[Collection entries]
==============================

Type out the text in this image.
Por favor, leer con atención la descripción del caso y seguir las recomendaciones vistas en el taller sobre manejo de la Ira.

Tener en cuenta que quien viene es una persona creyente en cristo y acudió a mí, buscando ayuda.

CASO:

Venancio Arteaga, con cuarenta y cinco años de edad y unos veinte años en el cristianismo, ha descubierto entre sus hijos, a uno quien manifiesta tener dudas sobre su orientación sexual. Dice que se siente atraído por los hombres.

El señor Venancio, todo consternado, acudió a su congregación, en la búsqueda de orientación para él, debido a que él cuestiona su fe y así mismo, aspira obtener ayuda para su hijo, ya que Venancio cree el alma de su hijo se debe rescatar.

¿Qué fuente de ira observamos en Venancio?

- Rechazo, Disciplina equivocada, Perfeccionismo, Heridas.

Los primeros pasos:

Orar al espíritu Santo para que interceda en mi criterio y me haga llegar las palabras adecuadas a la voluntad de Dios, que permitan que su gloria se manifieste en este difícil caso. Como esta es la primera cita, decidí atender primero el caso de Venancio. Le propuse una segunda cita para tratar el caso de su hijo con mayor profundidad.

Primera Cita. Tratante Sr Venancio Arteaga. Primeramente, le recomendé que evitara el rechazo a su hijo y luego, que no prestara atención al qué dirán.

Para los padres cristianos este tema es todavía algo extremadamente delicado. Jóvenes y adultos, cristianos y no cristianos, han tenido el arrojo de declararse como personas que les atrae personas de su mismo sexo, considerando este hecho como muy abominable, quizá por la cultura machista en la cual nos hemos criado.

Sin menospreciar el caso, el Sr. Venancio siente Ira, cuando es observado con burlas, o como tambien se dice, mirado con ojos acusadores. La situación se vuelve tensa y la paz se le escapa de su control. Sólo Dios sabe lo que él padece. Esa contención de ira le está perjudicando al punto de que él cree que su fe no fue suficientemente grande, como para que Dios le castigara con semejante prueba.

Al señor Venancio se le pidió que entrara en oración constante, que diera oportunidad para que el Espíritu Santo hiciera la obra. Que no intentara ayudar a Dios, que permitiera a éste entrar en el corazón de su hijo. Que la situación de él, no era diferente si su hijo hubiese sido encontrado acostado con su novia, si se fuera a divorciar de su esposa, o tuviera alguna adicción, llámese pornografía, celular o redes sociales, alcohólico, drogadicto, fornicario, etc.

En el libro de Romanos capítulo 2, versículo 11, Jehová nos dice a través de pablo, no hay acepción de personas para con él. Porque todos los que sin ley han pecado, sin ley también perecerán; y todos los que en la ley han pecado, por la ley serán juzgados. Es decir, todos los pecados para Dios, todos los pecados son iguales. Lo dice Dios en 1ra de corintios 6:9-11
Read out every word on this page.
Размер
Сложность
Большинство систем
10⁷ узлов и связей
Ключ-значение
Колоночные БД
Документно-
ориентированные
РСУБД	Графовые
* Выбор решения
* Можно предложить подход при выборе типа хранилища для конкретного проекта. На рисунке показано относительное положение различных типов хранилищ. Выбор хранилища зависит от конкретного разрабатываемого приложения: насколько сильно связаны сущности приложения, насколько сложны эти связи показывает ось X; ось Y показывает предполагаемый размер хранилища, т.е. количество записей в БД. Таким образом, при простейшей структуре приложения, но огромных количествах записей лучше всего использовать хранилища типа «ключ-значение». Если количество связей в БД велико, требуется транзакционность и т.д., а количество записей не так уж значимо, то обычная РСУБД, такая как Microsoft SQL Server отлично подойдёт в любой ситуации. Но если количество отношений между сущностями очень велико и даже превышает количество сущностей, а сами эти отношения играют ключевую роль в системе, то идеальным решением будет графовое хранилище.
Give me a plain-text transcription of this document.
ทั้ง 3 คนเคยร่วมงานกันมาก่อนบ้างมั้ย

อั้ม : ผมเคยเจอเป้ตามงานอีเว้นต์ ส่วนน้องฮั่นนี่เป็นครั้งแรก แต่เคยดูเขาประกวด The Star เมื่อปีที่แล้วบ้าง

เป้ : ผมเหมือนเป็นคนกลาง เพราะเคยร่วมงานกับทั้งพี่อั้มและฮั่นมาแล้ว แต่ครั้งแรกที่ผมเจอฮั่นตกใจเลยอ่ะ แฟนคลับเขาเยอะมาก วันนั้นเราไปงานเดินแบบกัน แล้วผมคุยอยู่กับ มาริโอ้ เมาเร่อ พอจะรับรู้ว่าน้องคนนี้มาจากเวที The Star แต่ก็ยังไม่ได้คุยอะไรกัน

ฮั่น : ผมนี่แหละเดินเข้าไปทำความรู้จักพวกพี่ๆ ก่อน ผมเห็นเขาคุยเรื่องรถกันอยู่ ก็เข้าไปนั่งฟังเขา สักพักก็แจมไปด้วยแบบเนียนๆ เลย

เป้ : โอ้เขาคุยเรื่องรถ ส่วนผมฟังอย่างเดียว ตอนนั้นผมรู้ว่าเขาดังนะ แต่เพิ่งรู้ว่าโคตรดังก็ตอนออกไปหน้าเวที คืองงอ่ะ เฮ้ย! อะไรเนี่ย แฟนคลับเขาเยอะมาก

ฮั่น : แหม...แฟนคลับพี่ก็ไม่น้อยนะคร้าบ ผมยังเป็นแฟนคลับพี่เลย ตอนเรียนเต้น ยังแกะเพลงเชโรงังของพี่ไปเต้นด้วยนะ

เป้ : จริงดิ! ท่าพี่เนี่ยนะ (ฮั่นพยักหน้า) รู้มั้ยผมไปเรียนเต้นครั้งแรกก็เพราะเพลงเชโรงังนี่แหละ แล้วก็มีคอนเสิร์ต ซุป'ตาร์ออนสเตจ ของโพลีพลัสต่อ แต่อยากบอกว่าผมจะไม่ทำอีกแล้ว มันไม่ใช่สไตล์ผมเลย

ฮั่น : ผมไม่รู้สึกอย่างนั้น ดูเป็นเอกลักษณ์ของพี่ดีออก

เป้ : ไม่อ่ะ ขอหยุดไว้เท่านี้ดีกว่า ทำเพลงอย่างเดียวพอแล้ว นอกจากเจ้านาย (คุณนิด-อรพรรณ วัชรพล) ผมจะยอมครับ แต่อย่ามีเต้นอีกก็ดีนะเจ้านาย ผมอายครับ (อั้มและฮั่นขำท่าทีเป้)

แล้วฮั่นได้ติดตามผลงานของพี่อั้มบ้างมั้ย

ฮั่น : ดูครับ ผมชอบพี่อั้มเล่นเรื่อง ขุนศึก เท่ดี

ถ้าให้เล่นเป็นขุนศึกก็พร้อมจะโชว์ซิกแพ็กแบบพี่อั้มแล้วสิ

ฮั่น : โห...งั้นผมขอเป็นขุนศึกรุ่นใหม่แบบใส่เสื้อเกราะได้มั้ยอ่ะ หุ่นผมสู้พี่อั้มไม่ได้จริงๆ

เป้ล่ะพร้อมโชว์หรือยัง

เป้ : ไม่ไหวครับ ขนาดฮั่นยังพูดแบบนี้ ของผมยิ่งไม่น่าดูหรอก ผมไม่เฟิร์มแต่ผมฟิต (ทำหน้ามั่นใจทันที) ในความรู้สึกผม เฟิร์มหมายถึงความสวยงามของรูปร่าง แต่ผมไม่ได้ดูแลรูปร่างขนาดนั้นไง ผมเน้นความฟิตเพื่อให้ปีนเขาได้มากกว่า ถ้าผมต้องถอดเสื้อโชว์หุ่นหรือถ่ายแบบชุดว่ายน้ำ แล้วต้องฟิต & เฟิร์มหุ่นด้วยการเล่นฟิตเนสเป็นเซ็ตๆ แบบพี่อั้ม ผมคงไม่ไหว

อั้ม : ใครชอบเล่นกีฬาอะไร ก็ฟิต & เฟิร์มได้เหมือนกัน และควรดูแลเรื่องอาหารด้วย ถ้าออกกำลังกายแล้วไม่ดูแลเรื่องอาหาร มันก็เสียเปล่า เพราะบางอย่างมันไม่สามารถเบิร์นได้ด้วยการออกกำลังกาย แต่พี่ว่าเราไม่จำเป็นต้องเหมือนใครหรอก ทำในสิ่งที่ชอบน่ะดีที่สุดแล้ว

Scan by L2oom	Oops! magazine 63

==============================

■ AIM:
Report how many lines of the entries hold the string "วมงานก". Provide the number alone.

■ COMPLETED EXERCISE:
2